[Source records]
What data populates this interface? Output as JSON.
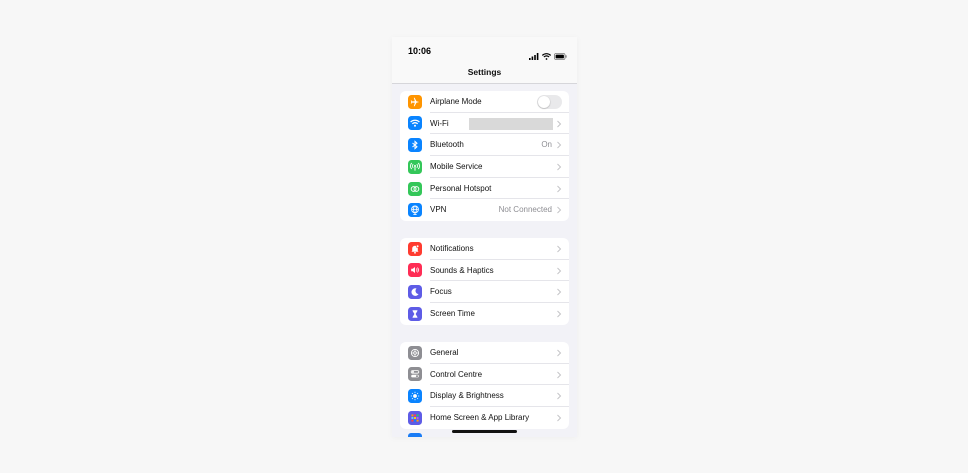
{
  "status": {
    "time": "10:06",
    "icons": [
      "cellular-signal-icon",
      "wifi-icon",
      "battery-icon"
    ]
  },
  "nav": {
    "title": "Settings"
  },
  "groups": [
    {
      "items": [
        {
          "label": "Airplane Mode",
          "icon": "airplane-icon",
          "color": "#ff9500",
          "control": "toggle",
          "toggle_on": false
        },
        {
          "label": "Wi-Fi",
          "icon": "wifi-icon",
          "color": "#0a84ff",
          "value": "",
          "redacted": true
        },
        {
          "label": "Bluetooth",
          "icon": "bluetooth-icon",
          "color": "#0a84ff",
          "value": "On"
        },
        {
          "label": "Mobile Service",
          "icon": "antenna-icon",
          "color": "#34c759"
        },
        {
          "label": "Personal Hotspot",
          "icon": "hotspot-icon",
          "color": "#34c759"
        },
        {
          "label": "VPN",
          "icon": "globe-icon",
          "color": "#0a84ff",
          "value": "Not Connected"
        }
      ]
    },
    {
      "items": [
        {
          "label": "Notifications",
          "icon": "bell-icon",
          "color": "#ff3b30"
        },
        {
          "label": "Sounds & Haptics",
          "icon": "speaker-icon",
          "color": "#ff2d55"
        },
        {
          "label": "Focus",
          "icon": "moon-icon",
          "color": "#5e5ce6"
        },
        {
          "label": "Screen Time",
          "icon": "hourglass-icon",
          "color": "#5e5ce6"
        }
      ]
    },
    {
      "items": [
        {
          "label": "General",
          "icon": "gear-icon",
          "color": "#8e8e93"
        },
        {
          "label": "Control Centre",
          "icon": "switches-icon",
          "color": "#8e8e93"
        },
        {
          "label": "Display & Brightness",
          "icon": "sun-icon",
          "color": "#0a84ff"
        },
        {
          "label": "Home Screen & App Library",
          "icon": "app-grid-icon",
          "color": "#5e5ce6"
        }
      ]
    }
  ]
}
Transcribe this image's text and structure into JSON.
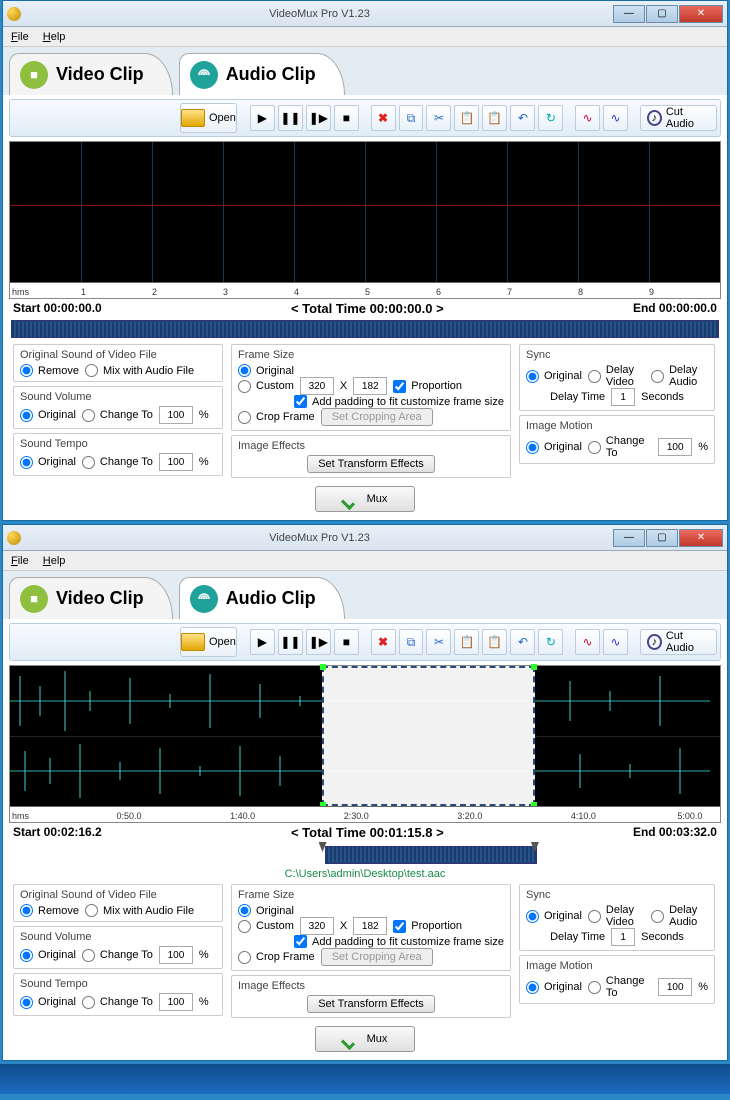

## EXERCISE DETAILS
Write out every line from the entries where "this" appears.

## PROBLEM SOLUTION
What data populates this interface? Output as JSON.
Transcribe this image's text and structure into JSON.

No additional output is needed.